** BEGIN **

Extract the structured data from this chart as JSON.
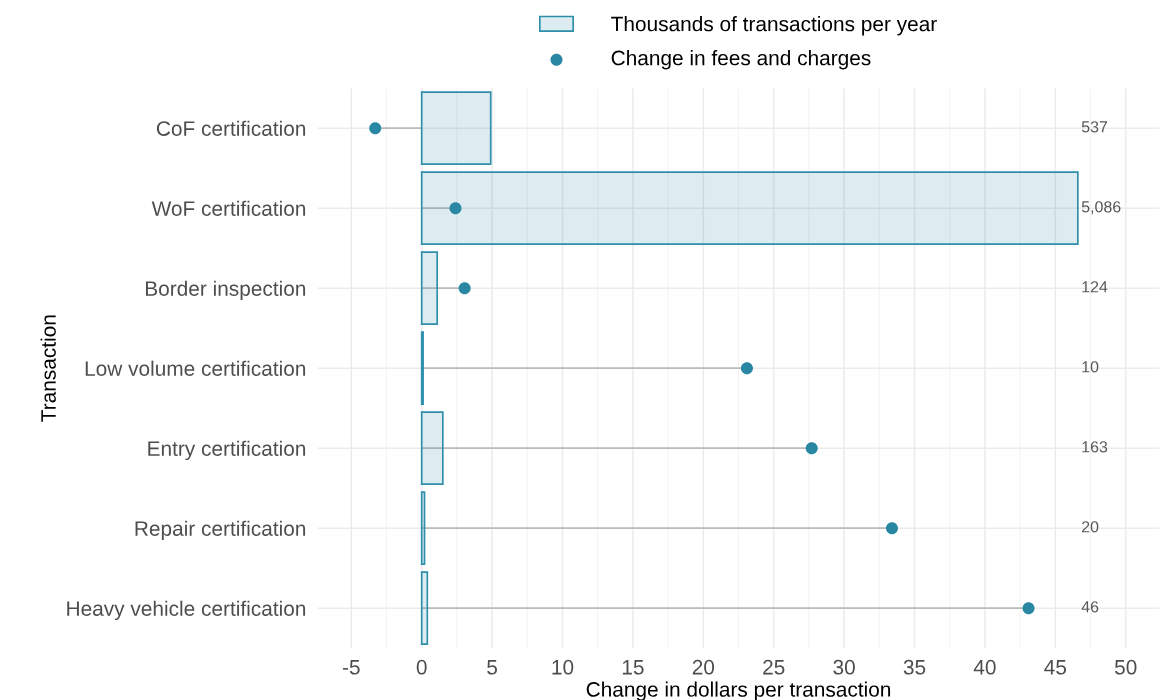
{
  "chart_data": {
    "type": "bar",
    "orientation": "horizontal",
    "xlabel": "Change in dollars per transaction",
    "ylabel": "Transaction",
    "categories": [
      "CoF certification",
      "WoF certification",
      "Border inspection",
      "Low volume certification",
      "Entry certification",
      "Repair certification",
      "Heavy vehicle certification"
    ],
    "series": [
      {
        "name": "Thousands of transactions per year",
        "type": "bar",
        "color": "#2e8fab",
        "values": [
          4.9,
          46.6,
          1.1,
          0.1,
          1.5,
          0.2,
          0.4
        ]
      },
      {
        "name": "Change in fees and charges",
        "type": "lollipop",
        "color": "#2a87a3",
        "values": [
          -3.3,
          2.4,
          3.05,
          23.1,
          27.7,
          33.4,
          43.1
        ]
      }
    ],
    "annotations": [
      "537",
      "5,086",
      "124",
      "10",
      "163",
      "20",
      "46"
    ],
    "xlim": [
      -7.4,
      52.4
    ],
    "xticks": [
      -5,
      0,
      5,
      10,
      15,
      20,
      25,
      30,
      35,
      40,
      45,
      50
    ],
    "grid": true,
    "legend": "top",
    "marker": "circle"
  }
}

** END **

** Short problem **
Skip the images and write out the rest of the listing exactly.

** Worked solution **
Extract the structured data from this chart as JSON.
{
  "chart_data": {
    "type": "bar",
    "orientation": "horizontal",
    "xlabel": "Change in dollars per transaction",
    "ylabel": "Transaction",
    "categories": [
      "CoF certification",
      "WoF certification",
      "Border inspection",
      "Low volume certification",
      "Entry certification",
      "Repair certification",
      "Heavy vehicle certification"
    ],
    "series": [
      {
        "name": "Thousands of transactions per year",
        "type": "bar",
        "color": "#2e8fab",
        "values": [
          4.9,
          46.6,
          1.1,
          0.1,
          1.5,
          0.2,
          0.4
        ]
      },
      {
        "name": "Change in fees and charges",
        "type": "lollipop",
        "color": "#2a87a3",
        "values": [
          -3.3,
          2.4,
          3.05,
          23.1,
          27.7,
          33.4,
          43.1
        ]
      }
    ],
    "annotations": [
      "537",
      "5,086",
      "124",
      "10",
      "163",
      "20",
      "46"
    ],
    "xlim": [
      -7.4,
      52.4
    ],
    "xticks": [
      -5,
      0,
      5,
      10,
      15,
      20,
      25,
      30,
      35,
      40,
      45,
      50
    ],
    "grid": true,
    "legend": "top",
    "marker": "circle"
  }
}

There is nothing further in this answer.